Items from a figure collection:
==================================================
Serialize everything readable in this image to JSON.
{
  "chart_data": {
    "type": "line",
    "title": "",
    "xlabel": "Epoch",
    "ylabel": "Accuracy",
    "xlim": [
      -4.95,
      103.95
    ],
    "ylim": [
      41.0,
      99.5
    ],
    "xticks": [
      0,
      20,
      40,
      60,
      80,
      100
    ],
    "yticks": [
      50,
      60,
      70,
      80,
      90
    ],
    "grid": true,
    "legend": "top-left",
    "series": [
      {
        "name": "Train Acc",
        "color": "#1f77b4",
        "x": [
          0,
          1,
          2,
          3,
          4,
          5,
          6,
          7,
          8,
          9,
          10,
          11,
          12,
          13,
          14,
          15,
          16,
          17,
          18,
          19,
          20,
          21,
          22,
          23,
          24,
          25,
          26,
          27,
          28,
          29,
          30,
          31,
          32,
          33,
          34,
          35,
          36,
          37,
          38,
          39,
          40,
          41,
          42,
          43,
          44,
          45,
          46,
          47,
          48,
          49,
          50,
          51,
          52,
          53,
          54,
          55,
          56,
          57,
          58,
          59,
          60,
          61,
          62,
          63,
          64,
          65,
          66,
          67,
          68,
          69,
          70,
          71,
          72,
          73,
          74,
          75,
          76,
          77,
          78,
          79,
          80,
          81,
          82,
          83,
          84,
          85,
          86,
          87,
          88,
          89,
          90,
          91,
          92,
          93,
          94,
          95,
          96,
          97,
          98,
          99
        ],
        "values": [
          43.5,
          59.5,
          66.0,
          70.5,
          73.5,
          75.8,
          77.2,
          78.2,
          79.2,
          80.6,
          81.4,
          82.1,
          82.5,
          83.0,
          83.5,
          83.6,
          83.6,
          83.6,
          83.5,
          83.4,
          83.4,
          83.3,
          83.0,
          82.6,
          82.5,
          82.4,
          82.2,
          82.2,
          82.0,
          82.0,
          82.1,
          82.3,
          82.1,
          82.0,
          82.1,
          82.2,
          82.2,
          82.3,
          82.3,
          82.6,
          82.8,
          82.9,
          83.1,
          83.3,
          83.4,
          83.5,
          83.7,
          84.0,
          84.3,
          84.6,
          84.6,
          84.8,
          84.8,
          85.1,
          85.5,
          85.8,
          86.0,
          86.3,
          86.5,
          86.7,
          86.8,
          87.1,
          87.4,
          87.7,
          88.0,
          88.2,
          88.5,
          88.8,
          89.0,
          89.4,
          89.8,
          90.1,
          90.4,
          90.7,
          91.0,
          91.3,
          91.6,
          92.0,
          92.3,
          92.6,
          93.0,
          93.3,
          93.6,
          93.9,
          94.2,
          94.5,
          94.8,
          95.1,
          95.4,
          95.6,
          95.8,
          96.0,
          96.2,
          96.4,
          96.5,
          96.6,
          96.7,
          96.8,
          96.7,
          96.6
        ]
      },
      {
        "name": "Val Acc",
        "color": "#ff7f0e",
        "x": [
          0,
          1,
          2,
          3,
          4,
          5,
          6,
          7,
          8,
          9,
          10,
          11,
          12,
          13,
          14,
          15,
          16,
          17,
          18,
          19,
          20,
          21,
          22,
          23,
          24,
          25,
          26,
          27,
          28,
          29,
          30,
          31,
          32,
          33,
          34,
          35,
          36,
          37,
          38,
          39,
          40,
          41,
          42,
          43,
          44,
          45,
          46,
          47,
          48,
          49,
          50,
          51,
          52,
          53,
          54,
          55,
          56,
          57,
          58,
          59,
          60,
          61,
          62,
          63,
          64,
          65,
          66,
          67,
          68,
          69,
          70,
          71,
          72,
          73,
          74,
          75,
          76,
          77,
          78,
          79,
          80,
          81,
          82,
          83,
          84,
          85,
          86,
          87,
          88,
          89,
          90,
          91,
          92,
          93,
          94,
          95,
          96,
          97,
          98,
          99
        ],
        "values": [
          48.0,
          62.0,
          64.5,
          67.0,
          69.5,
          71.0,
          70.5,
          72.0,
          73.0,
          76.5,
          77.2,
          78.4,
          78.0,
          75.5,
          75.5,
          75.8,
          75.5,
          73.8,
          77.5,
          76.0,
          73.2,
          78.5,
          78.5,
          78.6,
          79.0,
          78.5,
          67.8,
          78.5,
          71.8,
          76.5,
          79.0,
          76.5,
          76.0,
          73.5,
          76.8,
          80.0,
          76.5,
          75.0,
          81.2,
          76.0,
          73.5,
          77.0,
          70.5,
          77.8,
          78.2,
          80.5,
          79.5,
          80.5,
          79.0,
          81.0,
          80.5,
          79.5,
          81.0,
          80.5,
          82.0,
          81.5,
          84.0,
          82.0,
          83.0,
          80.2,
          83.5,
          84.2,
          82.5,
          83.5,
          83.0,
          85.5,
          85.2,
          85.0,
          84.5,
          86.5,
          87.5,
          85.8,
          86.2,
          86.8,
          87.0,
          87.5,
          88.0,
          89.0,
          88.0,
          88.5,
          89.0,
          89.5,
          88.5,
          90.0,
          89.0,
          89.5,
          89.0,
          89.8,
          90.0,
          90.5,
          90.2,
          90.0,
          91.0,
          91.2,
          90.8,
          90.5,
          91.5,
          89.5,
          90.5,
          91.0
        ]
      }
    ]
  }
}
==================================================
| Given problem |
The records above must be repeated exactly, every one of them.

| Task output |
Serialize everything readable in this image to JSON.
{
  "chart_data": {
    "type": "line",
    "title": "",
    "xlabel": "Epoch",
    "ylabel": "Accuracy",
    "xlim": [
      -4.95,
      103.95
    ],
    "ylim": [
      41.0,
      99.5
    ],
    "xticks": [
      0,
      20,
      40,
      60,
      80,
      100
    ],
    "yticks": [
      50,
      60,
      70,
      80,
      90
    ],
    "grid": true,
    "legend": "top-left",
    "series": [
      {
        "name": "Train Acc",
        "color": "#1f77b4",
        "x": [
          0,
          1,
          2,
          3,
          4,
          5,
          6,
          7,
          8,
          9,
          10,
          11,
          12,
          13,
          14,
          15,
          16,
          17,
          18,
          19,
          20,
          21,
          22,
          23,
          24,
          25,
          26,
          27,
          28,
          29,
          30,
          31,
          32,
          33,
          34,
          35,
          36,
          37,
          38,
          39,
          40,
          41,
          42,
          43,
          44,
          45,
          46,
          47,
          48,
          49,
          50,
          51,
          52,
          53,
          54,
          55,
          56,
          57,
          58,
          59,
          60,
          61,
          62,
          63,
          64,
          65,
          66,
          67,
          68,
          69,
          70,
          71,
          72,
          73,
          74,
          75,
          76,
          77,
          78,
          79,
          80,
          81,
          82,
          83,
          84,
          85,
          86,
          87,
          88,
          89,
          90,
          91,
          92,
          93,
          94,
          95,
          96,
          97,
          98,
          99
        ],
        "values": [
          43.5,
          59.5,
          66.0,
          70.5,
          73.5,
          75.8,
          77.2,
          78.2,
          79.2,
          80.6,
          81.4,
          82.1,
          82.5,
          83.0,
          83.5,
          83.6,
          83.6,
          83.6,
          83.5,
          83.4,
          83.4,
          83.3,
          83.0,
          82.6,
          82.5,
          82.4,
          82.2,
          82.2,
          82.0,
          82.0,
          82.1,
          82.3,
          82.1,
          82.0,
          82.1,
          82.2,
          82.2,
          82.3,
          82.3,
          82.6,
          82.8,
          82.9,
          83.1,
          83.3,
          83.4,
          83.5,
          83.7,
          84.0,
          84.3,
          84.6,
          84.6,
          84.8,
          84.8,
          85.1,
          85.5,
          85.8,
          86.0,
          86.3,
          86.5,
          86.7,
          86.8,
          87.1,
          87.4,
          87.7,
          88.0,
          88.2,
          88.5,
          88.8,
          89.0,
          89.4,
          89.8,
          90.1,
          90.4,
          90.7,
          91.0,
          91.3,
          91.6,
          92.0,
          92.3,
          92.6,
          93.0,
          93.3,
          93.6,
          93.9,
          94.2,
          94.5,
          94.8,
          95.1,
          95.4,
          95.6,
          95.8,
          96.0,
          96.2,
          96.4,
          96.5,
          96.6,
          96.7,
          96.8,
          96.7,
          96.6
        ]
      },
      {
        "name": "Val Acc",
        "color": "#ff7f0e",
        "x": [
          0,
          1,
          2,
          3,
          4,
          5,
          6,
          7,
          8,
          9,
          10,
          11,
          12,
          13,
          14,
          15,
          16,
          17,
          18,
          19,
          20,
          21,
          22,
          23,
          24,
          25,
          26,
          27,
          28,
          29,
          30,
          31,
          32,
          33,
          34,
          35,
          36,
          37,
          38,
          39,
          40,
          41,
          42,
          43,
          44,
          45,
          46,
          47,
          48,
          49,
          50,
          51,
          52,
          53,
          54,
          55,
          56,
          57,
          58,
          59,
          60,
          61,
          62,
          63,
          64,
          65,
          66,
          67,
          68,
          69,
          70,
          71,
          72,
          73,
          74,
          75,
          76,
          77,
          78,
          79,
          80,
          81,
          82,
          83,
          84,
          85,
          86,
          87,
          88,
          89,
          90,
          91,
          92,
          93,
          94,
          95,
          96,
          97,
          98,
          99
        ],
        "values": [
          48.0,
          62.0,
          64.5,
          67.0,
          69.5,
          71.0,
          70.5,
          72.0,
          73.0,
          76.5,
          77.2,
          78.4,
          78.0,
          75.5,
          75.5,
          75.8,
          75.5,
          73.8,
          77.5,
          76.0,
          73.2,
          78.5,
          78.5,
          78.6,
          79.0,
          78.5,
          67.8,
          78.5,
          71.8,
          76.5,
          79.0,
          76.5,
          76.0,
          73.5,
          76.8,
          80.0,
          76.5,
          75.0,
          81.2,
          76.0,
          73.5,
          77.0,
          70.5,
          77.8,
          78.2,
          80.5,
          79.5,
          80.5,
          79.0,
          81.0,
          80.5,
          79.5,
          81.0,
          80.5,
          82.0,
          81.5,
          84.0,
          82.0,
          83.0,
          80.2,
          83.5,
          84.2,
          82.5,
          83.5,
          83.0,
          85.5,
          85.2,
          85.0,
          84.5,
          86.5,
          87.5,
          85.8,
          86.2,
          86.8,
          87.0,
          87.5,
          88.0,
          89.0,
          88.0,
          88.5,
          89.0,
          89.5,
          88.5,
          90.0,
          89.0,
          89.5,
          89.0,
          89.8,
          90.0,
          90.5,
          90.2,
          90.0,
          91.0,
          91.2,
          90.8,
          90.5,
          91.5,
          89.5,
          90.5,
          91.0
        ]
      }
    ]
  }
}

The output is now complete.